=== DATA SECTION ===

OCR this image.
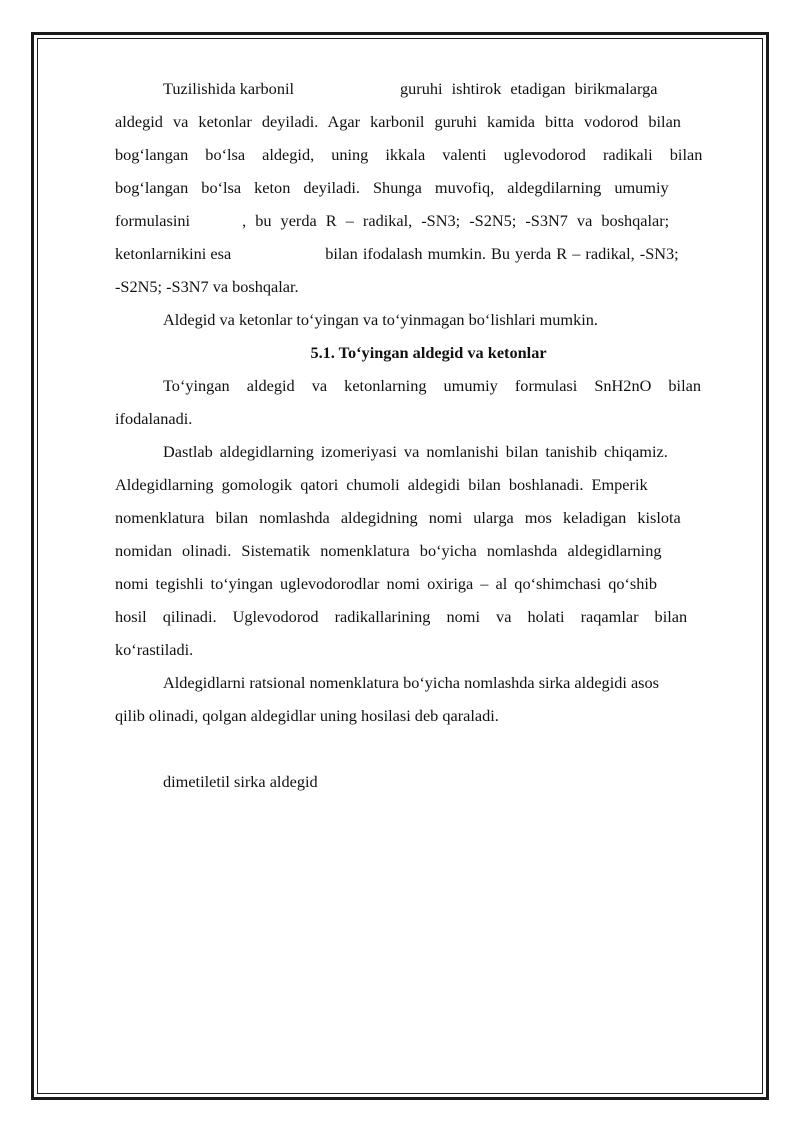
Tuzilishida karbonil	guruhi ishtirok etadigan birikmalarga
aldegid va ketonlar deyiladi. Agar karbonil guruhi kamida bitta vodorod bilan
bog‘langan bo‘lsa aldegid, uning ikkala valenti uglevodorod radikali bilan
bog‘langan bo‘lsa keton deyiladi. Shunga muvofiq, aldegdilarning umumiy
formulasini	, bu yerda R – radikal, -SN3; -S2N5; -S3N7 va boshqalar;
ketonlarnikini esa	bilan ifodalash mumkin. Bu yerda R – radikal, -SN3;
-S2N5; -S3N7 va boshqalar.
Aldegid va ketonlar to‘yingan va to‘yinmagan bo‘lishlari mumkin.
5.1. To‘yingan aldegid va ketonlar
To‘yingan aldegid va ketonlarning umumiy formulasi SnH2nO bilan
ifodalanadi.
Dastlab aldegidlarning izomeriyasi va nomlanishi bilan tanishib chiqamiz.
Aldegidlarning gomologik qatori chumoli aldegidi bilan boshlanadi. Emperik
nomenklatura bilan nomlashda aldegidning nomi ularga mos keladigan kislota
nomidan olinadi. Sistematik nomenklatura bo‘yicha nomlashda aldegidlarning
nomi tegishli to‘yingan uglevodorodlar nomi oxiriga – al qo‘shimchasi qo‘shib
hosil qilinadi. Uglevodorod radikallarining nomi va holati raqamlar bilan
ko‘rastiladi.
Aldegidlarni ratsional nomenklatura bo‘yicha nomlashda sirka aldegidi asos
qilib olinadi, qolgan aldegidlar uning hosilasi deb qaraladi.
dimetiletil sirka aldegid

===

WORK TO DO →
Pull every line containing "yerda" from the data.

CORRECT ANSWER →
formulasini	, bu yerda R – radikal, -SN3; -S2N5; -S3N7 va boshqalar;
ketonlarnikini esa	bilan ifodalash mumkin. Bu yerda R – radikal, -SN3;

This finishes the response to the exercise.